_Task description_:
Select every line holding the word "name" and copy it.

_Provided information_:
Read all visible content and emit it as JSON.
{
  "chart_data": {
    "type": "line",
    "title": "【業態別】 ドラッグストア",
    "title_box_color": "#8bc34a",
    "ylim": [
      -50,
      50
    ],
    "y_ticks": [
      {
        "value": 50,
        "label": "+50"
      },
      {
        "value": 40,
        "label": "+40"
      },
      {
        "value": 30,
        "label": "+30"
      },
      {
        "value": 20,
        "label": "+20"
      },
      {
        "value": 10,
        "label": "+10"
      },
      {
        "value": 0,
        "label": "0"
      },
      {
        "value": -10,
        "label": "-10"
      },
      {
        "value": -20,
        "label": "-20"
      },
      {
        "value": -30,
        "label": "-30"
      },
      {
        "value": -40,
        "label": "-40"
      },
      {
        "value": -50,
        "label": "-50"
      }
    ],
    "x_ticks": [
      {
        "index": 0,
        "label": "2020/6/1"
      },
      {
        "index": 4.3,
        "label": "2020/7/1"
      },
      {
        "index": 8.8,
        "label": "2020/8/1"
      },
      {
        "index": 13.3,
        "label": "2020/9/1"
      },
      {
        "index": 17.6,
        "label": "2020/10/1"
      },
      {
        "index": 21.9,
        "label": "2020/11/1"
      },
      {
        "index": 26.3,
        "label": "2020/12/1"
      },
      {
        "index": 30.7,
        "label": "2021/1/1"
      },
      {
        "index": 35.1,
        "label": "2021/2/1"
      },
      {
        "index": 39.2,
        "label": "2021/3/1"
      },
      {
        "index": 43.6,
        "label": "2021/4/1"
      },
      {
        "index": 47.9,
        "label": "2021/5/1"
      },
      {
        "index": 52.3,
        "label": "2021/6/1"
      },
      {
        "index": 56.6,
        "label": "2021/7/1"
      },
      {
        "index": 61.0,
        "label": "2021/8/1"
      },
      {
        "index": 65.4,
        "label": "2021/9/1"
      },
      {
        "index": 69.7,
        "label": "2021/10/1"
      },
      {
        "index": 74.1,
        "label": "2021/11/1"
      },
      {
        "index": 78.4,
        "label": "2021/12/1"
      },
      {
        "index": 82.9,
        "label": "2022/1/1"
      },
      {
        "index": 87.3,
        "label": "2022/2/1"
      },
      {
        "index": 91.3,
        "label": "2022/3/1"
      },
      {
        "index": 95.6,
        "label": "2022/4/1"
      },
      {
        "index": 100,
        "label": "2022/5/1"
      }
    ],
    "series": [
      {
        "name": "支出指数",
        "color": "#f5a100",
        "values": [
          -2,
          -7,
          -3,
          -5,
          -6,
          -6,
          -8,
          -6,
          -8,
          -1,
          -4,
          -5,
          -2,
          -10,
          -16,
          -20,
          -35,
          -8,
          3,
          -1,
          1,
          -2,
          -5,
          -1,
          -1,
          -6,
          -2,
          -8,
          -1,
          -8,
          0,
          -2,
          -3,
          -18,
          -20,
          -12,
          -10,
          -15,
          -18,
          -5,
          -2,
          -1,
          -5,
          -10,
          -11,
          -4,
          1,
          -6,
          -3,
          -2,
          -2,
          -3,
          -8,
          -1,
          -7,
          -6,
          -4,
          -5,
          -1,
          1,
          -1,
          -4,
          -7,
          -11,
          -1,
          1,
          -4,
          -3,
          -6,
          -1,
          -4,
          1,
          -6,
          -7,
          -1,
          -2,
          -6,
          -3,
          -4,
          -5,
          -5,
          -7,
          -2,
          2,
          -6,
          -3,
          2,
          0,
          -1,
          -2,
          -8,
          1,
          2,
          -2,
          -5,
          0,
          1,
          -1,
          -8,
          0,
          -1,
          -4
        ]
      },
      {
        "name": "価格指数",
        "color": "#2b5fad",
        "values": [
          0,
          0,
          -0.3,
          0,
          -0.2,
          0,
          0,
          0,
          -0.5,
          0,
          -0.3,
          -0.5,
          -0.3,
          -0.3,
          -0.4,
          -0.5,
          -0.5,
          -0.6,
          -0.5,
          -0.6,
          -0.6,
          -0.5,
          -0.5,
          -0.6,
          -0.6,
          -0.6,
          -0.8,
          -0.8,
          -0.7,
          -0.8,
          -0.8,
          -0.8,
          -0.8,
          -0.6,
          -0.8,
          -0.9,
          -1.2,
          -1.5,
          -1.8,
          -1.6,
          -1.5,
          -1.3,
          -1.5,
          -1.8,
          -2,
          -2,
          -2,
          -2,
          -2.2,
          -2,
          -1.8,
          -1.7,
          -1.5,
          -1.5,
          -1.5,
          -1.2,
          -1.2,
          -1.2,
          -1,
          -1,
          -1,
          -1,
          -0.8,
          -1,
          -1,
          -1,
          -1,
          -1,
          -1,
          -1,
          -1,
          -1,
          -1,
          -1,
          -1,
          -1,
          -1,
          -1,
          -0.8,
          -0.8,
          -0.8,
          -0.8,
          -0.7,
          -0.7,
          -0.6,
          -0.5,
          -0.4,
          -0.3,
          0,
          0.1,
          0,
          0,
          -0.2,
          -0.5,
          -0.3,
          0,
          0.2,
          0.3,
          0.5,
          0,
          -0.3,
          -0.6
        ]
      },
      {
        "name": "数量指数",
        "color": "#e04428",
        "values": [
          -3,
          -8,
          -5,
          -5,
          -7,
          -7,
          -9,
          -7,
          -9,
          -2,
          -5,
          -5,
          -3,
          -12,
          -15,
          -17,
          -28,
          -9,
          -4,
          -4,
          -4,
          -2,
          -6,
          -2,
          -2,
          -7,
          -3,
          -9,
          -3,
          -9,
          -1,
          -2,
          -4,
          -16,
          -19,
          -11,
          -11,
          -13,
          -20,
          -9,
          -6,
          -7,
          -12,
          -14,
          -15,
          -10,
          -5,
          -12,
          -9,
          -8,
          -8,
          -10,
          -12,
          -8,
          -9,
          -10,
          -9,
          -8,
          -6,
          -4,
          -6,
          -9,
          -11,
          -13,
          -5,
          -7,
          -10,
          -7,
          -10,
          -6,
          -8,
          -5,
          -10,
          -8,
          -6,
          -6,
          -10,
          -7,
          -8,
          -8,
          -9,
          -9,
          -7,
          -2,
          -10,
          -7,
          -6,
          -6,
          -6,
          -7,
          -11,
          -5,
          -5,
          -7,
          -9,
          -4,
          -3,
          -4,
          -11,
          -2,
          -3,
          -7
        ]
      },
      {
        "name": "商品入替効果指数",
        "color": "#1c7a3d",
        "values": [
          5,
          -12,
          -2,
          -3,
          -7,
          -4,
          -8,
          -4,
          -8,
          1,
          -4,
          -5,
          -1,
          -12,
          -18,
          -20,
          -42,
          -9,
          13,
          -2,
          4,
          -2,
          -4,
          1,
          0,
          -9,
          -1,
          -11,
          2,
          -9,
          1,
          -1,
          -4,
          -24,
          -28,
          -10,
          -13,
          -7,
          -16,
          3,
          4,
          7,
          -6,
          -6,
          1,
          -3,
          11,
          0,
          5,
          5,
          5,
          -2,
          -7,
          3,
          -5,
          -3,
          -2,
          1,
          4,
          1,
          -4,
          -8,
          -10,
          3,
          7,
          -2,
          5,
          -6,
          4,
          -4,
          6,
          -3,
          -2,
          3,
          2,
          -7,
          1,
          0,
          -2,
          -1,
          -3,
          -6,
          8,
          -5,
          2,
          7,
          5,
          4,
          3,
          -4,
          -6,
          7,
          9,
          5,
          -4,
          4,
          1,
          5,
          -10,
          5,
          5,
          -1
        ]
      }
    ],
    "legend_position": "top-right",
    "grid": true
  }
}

_Task answer_:
        "name": "支出指数",
        "name": "価格指数",
        "name": "数量指数",
        "name": "商品入替効果指数",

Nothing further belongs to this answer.